Records from a collection of figures

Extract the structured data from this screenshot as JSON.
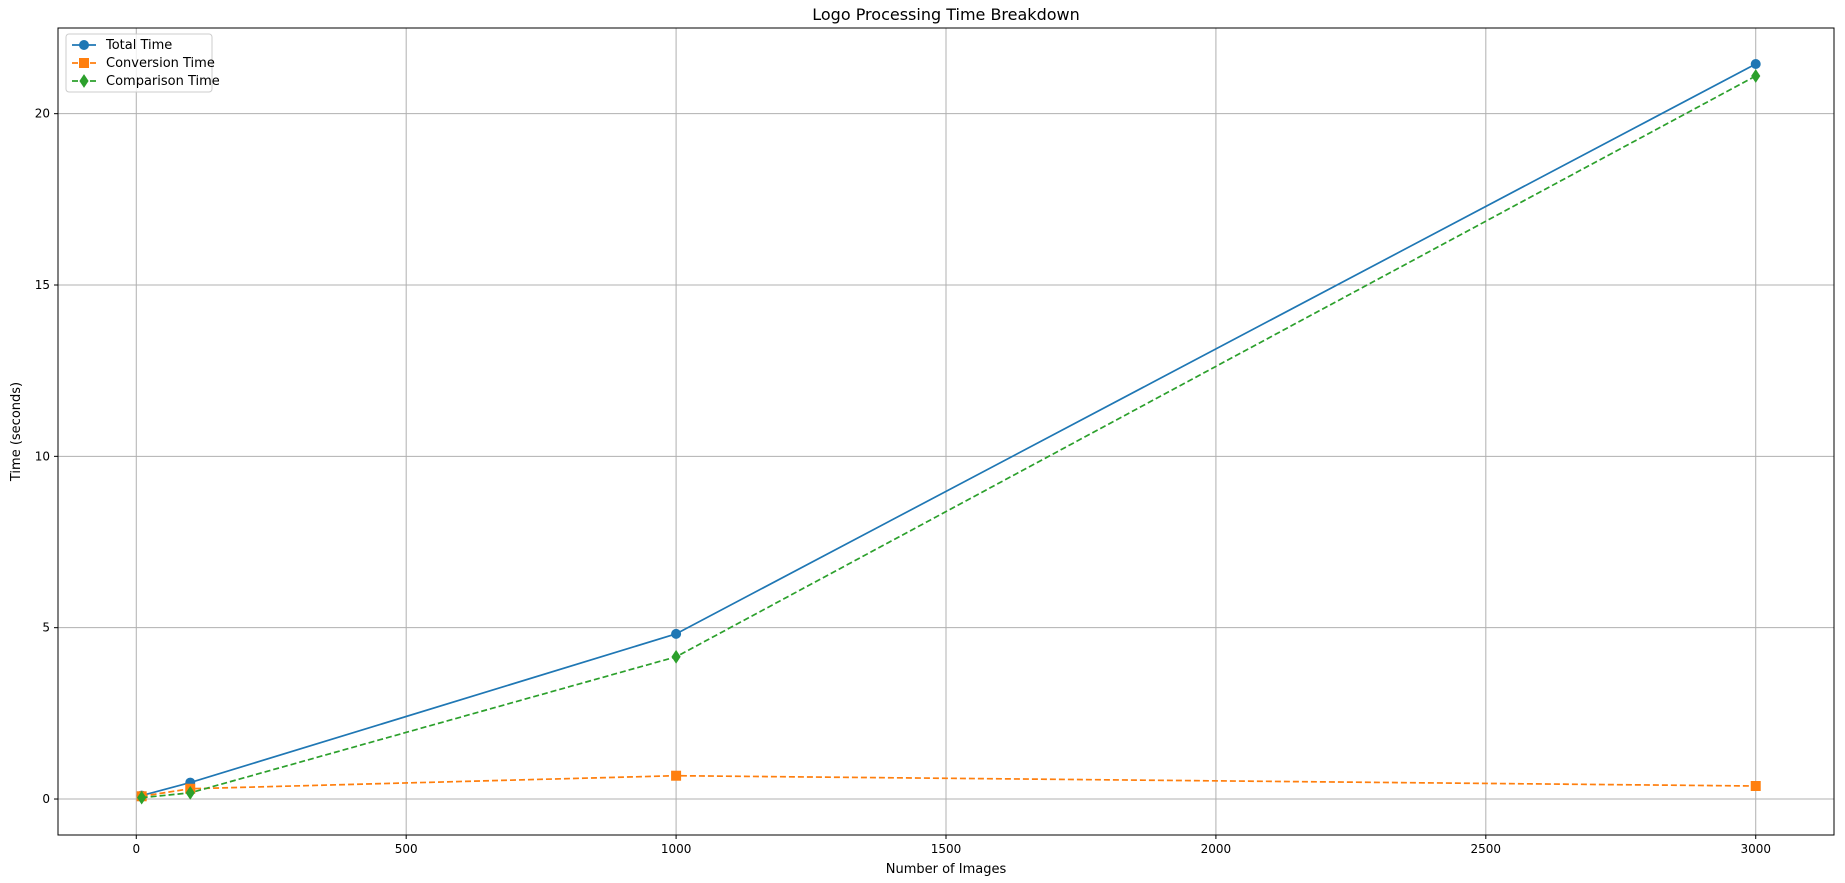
{
  "chart_data": {
    "type": "line",
    "title": "Logo Processing Time Breakdown",
    "xlabel": "Number of Images",
    "ylabel": "Time (seconds)",
    "xlim": [
      -145,
      3145
    ],
    "ylim": [
      -1.05,
      22.5
    ],
    "x_ticks": [
      0,
      500,
      1000,
      1500,
      2000,
      2500,
      3000
    ],
    "y_ticks": [
      0,
      5,
      10,
      15,
      20
    ],
    "grid": true,
    "legend_position": "upper left",
    "x": [
      10,
      100,
      1000,
      3000
    ],
    "series": [
      {
        "name": "Total Time",
        "values": [
          0.1,
          0.48,
          4.82,
          21.45
        ],
        "color": "#1f77b4",
        "linestyle": "solid",
        "marker": "circle"
      },
      {
        "name": "Conversion Time",
        "values": [
          0.08,
          0.3,
          0.68,
          0.38
        ],
        "color": "#ff7f0e",
        "linestyle": "dashed",
        "marker": "square"
      },
      {
        "name": "Comparison Time",
        "values": [
          0.04,
          0.18,
          4.15,
          21.1
        ],
        "color": "#2ca02c",
        "linestyle": "dashed",
        "marker": "diamond"
      }
    ]
  }
}
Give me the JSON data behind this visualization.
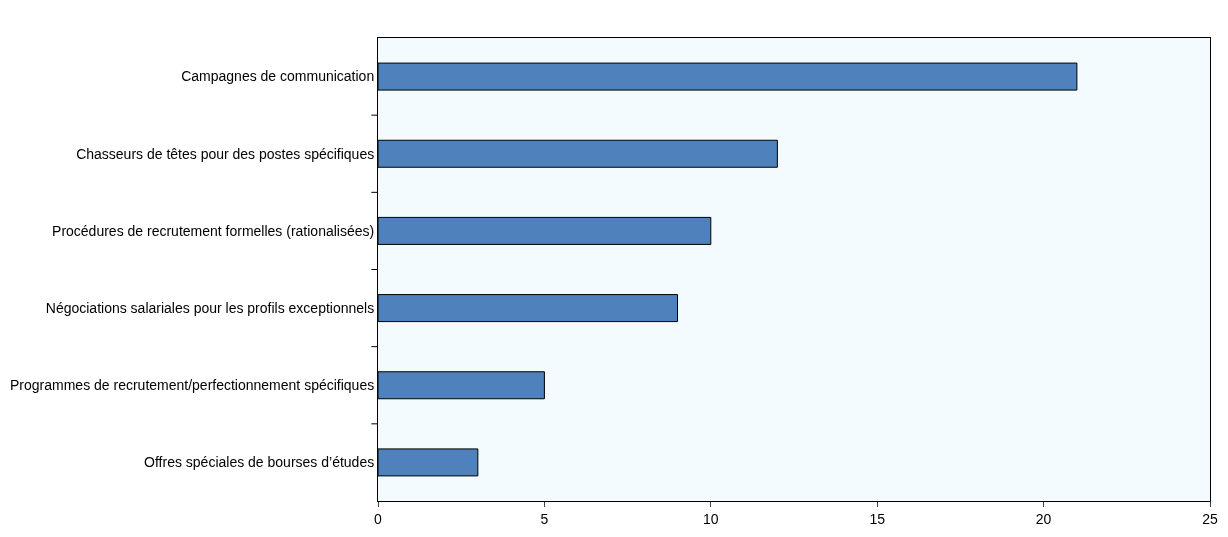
{
  "chart_data": {
    "type": "bar",
    "orientation": "horizontal",
    "categories": [
      "Campagnes de communication",
      "Chasseurs de têtes pour des postes spécifiques",
      "Procédures de recrutement formelles (rationalisées)",
      "Négociations salariales pour les profils exceptionnels",
      "Programmes de recrutement/perfectionnement spécifiques",
      "Offres spéciales de bourses d’études"
    ],
    "values": [
      21,
      12,
      10,
      9,
      5,
      3
    ],
    "color": "#4f81bd",
    "xlim": [
      0,
      25
    ],
    "xticks": [
      0,
      5,
      10,
      15,
      20,
      25
    ]
  }
}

§ TASK TO COMPLETE:
Pick out each line containing the string "pour" and copy it.

§ EXPECTED ANSWER:
      "Chasseurs de têtes pour des postes spécifiques",
      "Négociations salariales pour les profils exceptionnels",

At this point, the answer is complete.